---------- Texto para leer ----------

En la entrada de este blog correspondiente al 17 de septiembre del 2013, Isabel Sabogal Dunin-Borkowski se refería a la Breve historia de la traducción en el Perú, del poeta, editor, crítico y traductor peruano Ricardo Silva-Santisteban. El
29 de noviembre de 2016, con firma de Manuel
Barros Alcántara, se publicó en el sitio de la Casa de la Literatura
Peruana el siguiente artículo sobre el mismo libro. Se reproduce a
continuación.

---------- Líneas de datos ----------

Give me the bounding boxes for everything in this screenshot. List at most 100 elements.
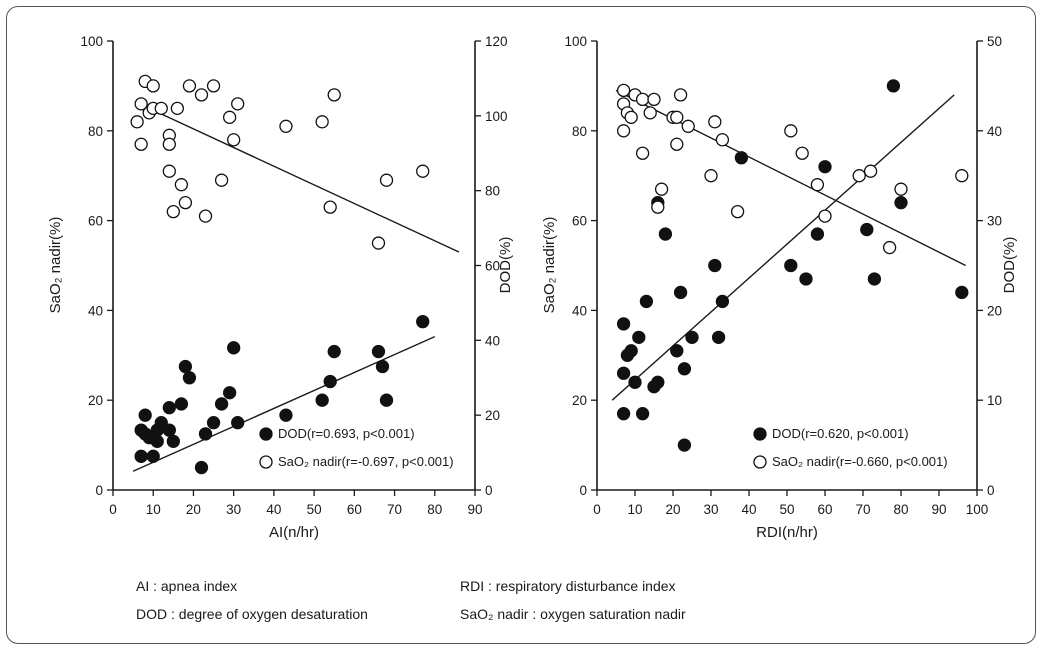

----------

_Qué se pide_
A) Según el texto para leer, ¿quién firmó el artículo publicado el 29 de noviembre de 2016 en el sitio de la Casa de la Literatura Peruana?
B) Reproduce el fragmento del texto para leer que comienza en "En la entrada" y termina en "continuación.".

_Respuestas escritas_
A) Lo firmó Manuel Barros Alcántara.

B)
En la entrada de este blog correspondiente al 17 de septiembre del 2013, Isabel Sabogal Dunin-Borkowski se refería a la Breve historia de la traducción en el Perú, del poeta, editor, crítico y traductor peruano Ricardo Silva-Santisteban. El
29 de noviembre de 2016, con firma de Manuel
Barros Alcántara, se publicó en el sitio de la Casa de la Literatura
Peruana el siguiente artículo sobre el mismo libro. Se reproduce a
continuación.